== TASK DETAILS ==
Pick out each line below containing "consentement".
-- start DATA PROVIDED --
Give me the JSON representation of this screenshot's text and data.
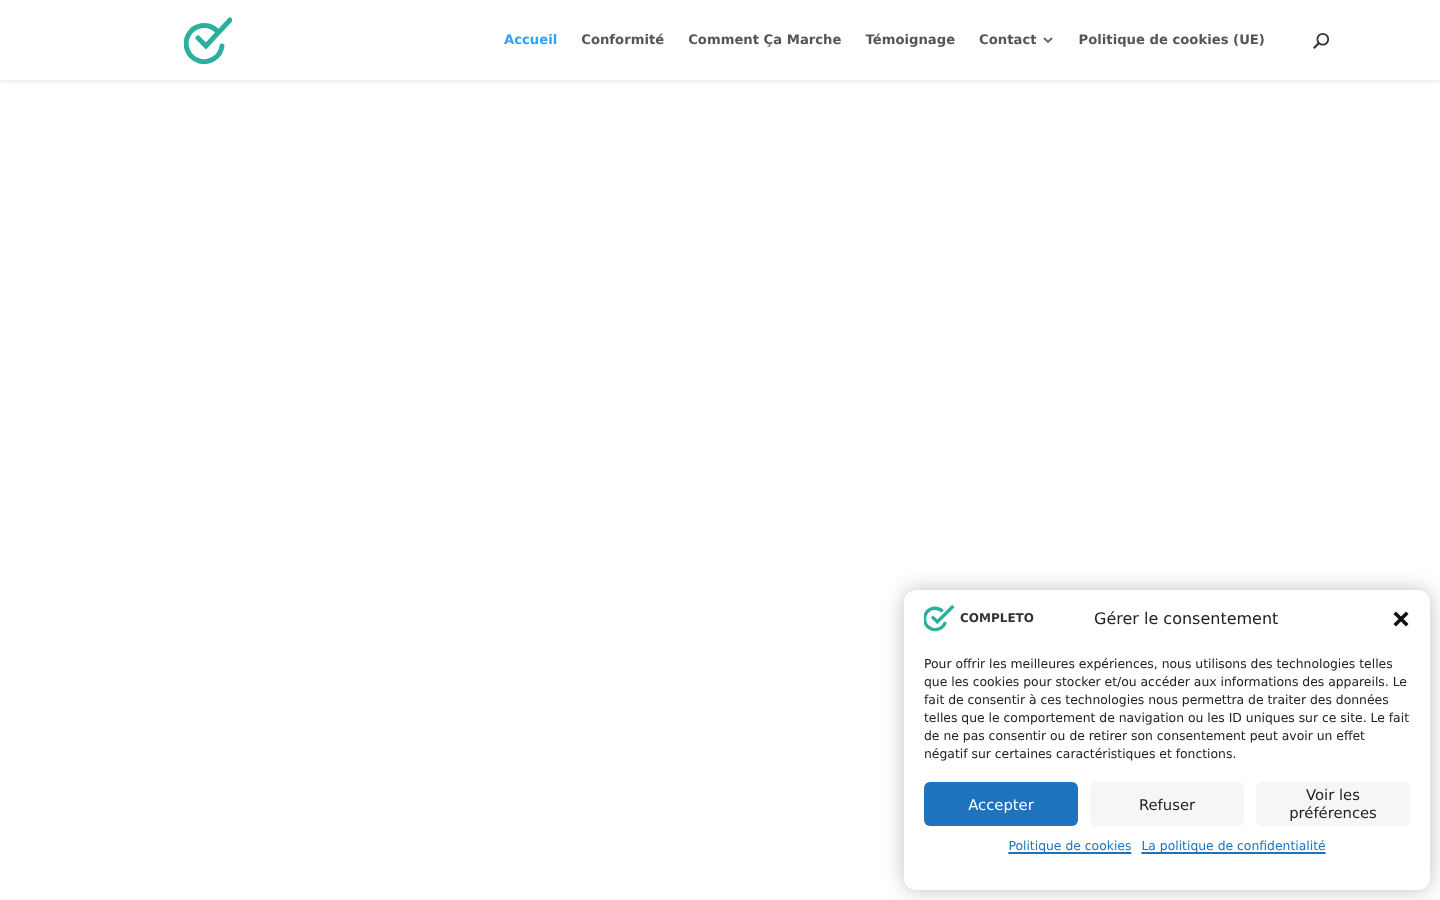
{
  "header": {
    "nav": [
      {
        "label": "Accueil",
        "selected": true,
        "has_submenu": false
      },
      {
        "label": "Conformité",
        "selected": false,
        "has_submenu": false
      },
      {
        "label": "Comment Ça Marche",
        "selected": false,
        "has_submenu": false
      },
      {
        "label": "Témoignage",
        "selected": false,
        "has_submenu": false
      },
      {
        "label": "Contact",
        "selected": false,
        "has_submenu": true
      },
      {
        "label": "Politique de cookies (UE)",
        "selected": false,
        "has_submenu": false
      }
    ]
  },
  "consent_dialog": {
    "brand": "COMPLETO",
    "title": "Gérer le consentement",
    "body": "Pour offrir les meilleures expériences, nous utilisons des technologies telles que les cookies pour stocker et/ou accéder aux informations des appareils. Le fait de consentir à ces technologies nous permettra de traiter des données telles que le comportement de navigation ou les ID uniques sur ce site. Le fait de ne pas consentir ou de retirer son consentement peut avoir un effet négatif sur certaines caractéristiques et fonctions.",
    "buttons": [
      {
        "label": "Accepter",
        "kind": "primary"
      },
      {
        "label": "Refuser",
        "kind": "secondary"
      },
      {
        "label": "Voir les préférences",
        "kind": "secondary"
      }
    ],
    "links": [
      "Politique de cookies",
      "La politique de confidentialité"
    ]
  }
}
-- end DATA PROVIDED --
== FINAL RESULT ==
    "title": "Gérer le consentement",
    "body": "Pour offrir les meilleures expériences, nous utilisons des technologies telles que les cookies pour stocker et/ou accéder aux informations des appareils. Le fait de consentir à ces technologies nous permettra de traiter des données telles que le comportement de navigation ou les ID uniques sur ce site. Le fait de ne pas consentir ou de retirer son consentement peut avoir un effet négatif sur certaines caractéristiques et fonctions.",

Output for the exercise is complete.